(Dataset items)
^^^^^^^^^^^^^^^^
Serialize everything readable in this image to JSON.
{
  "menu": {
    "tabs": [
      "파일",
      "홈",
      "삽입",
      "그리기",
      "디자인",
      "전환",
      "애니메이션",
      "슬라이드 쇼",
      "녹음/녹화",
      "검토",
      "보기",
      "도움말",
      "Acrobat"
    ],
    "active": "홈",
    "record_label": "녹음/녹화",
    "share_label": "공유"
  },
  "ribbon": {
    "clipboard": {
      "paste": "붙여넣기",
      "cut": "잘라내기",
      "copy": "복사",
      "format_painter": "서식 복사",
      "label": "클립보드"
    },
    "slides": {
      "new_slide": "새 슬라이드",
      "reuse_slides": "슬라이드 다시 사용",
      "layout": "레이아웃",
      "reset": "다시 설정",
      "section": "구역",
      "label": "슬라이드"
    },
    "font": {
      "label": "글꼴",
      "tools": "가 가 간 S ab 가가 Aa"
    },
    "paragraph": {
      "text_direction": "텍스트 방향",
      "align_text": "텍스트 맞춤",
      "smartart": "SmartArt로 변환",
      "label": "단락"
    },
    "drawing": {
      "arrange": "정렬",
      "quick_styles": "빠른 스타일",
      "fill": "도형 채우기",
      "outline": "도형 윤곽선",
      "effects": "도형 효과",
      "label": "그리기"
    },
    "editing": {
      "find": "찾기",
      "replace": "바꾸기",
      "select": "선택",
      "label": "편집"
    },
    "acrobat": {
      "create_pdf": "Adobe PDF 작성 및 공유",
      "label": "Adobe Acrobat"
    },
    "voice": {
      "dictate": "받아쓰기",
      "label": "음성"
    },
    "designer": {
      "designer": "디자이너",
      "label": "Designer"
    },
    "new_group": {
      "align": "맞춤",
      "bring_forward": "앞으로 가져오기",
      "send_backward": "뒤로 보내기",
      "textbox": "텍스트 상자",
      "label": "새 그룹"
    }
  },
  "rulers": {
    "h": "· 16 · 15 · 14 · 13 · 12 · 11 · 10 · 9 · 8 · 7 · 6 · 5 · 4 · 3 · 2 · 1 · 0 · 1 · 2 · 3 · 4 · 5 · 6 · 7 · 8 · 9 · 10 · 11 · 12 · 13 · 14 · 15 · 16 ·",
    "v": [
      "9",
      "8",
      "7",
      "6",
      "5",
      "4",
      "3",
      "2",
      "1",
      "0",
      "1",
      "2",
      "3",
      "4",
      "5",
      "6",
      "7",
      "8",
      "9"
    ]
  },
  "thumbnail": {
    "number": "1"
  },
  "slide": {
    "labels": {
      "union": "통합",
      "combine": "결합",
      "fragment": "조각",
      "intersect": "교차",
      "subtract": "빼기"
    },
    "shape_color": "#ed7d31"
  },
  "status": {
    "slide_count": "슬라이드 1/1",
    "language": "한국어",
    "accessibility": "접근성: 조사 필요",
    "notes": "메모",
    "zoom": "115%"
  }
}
^^^^^^^^^^^^^^^^
> _Given exercise_
Looking at the data above, show all lines where the word "Adobe" occurs.

> _Answer below_
      "create_pdf": "Adobe PDF 작성 및 공유",
      "label": "Adobe Acrobat"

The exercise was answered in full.